_TO DO_. State how many lines in the listing below include the word "object", and add nothing besides the number.

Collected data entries
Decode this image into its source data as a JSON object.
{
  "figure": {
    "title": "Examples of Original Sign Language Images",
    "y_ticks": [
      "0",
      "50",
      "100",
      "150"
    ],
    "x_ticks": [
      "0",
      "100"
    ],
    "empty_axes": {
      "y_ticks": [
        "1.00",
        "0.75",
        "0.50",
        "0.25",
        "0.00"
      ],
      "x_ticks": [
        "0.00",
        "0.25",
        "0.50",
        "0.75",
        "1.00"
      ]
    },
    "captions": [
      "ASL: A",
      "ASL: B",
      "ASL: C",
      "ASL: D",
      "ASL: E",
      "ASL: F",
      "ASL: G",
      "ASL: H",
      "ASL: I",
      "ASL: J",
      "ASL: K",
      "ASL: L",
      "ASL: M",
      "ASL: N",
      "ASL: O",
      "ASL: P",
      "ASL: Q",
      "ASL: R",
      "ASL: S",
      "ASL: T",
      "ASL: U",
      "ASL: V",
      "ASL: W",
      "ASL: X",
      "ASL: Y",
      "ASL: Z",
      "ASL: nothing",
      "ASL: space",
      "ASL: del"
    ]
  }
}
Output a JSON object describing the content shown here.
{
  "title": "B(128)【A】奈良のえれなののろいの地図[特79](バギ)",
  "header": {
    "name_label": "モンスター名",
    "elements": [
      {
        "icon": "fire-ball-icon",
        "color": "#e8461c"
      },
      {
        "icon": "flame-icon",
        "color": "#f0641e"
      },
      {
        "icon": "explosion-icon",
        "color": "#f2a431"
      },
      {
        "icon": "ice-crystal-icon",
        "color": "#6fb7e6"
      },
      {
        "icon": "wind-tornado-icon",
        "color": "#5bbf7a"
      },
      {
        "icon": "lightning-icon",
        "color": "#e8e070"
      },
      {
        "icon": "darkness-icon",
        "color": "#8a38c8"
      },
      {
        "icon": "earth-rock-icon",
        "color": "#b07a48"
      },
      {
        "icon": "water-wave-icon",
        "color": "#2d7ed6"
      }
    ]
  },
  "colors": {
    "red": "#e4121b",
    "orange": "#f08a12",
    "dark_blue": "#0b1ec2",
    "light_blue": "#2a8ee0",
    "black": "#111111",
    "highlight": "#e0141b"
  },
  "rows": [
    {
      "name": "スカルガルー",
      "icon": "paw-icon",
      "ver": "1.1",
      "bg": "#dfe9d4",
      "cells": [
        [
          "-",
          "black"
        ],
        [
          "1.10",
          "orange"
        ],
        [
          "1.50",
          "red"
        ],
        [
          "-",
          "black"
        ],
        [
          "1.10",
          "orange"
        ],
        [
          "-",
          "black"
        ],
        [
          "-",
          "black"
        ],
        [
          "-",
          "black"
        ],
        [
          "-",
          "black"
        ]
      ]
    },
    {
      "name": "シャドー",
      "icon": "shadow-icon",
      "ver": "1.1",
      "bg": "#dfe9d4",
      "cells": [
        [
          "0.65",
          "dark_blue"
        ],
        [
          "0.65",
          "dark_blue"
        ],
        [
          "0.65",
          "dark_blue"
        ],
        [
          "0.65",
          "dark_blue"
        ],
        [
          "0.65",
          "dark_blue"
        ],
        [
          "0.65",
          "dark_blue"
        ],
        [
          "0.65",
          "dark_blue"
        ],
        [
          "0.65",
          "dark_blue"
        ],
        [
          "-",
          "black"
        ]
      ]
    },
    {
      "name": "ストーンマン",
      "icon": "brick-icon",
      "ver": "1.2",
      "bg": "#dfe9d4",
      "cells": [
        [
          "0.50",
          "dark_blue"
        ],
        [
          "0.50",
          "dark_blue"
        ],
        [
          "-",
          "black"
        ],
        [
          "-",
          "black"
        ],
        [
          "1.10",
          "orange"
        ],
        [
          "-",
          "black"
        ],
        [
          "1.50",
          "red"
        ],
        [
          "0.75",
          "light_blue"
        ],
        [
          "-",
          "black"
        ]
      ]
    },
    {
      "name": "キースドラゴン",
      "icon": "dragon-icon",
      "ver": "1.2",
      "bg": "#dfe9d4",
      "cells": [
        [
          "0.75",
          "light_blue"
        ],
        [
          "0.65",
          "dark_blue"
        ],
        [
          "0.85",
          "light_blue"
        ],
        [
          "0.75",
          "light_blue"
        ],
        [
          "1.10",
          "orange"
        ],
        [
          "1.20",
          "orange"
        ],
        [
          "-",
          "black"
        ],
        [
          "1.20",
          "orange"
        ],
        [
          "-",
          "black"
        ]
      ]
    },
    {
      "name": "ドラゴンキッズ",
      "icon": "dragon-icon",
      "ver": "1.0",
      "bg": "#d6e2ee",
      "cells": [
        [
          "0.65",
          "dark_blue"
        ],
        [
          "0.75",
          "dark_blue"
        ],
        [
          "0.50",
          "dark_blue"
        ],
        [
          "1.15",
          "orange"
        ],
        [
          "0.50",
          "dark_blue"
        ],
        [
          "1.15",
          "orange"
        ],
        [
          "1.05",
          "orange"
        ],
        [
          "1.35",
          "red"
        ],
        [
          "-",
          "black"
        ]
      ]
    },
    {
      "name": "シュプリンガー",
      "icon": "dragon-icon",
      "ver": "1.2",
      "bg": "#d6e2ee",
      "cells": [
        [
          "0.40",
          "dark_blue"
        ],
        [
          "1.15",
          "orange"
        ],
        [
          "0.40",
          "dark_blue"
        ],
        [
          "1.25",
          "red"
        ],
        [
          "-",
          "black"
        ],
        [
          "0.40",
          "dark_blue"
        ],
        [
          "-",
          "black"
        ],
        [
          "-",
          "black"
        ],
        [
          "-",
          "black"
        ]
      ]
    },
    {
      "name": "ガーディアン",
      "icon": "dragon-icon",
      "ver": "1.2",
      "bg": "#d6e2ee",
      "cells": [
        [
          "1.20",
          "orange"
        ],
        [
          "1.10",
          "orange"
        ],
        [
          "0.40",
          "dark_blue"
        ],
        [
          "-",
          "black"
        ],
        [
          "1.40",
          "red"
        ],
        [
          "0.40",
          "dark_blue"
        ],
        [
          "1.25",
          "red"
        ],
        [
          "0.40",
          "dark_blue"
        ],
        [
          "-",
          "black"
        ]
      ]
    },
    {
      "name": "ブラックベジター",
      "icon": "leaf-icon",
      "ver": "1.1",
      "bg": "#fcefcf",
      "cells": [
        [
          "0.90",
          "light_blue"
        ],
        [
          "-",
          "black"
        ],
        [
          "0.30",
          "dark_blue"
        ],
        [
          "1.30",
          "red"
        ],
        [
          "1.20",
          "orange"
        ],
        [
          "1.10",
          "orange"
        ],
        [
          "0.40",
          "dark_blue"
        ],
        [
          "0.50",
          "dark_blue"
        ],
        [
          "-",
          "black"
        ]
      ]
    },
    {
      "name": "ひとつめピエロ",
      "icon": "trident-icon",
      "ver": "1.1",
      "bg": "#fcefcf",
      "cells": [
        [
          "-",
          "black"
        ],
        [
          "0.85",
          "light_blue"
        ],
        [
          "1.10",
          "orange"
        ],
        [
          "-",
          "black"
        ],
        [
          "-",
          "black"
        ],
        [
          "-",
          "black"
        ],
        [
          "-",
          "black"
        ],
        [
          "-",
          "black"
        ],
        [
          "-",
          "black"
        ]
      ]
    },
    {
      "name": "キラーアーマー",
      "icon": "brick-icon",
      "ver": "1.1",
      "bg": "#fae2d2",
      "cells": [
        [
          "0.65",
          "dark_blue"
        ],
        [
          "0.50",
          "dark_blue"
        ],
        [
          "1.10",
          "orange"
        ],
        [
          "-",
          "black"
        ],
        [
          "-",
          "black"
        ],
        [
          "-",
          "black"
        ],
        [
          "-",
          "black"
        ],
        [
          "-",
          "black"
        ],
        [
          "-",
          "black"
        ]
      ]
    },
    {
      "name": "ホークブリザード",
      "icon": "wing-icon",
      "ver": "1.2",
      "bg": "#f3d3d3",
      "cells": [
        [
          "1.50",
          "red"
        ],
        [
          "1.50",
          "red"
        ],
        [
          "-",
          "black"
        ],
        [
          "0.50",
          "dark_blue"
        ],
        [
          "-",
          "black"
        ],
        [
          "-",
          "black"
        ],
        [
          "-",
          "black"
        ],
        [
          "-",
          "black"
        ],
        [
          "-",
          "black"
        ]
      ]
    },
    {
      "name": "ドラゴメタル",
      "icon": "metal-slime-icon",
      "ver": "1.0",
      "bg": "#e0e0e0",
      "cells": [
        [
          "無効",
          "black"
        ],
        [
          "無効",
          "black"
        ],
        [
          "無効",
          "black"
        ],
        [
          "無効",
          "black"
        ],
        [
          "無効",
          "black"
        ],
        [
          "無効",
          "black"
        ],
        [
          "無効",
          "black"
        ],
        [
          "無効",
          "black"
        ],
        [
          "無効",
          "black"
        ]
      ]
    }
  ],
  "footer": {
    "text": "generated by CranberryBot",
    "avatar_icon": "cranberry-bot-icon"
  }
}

_TASK RESULT_. 2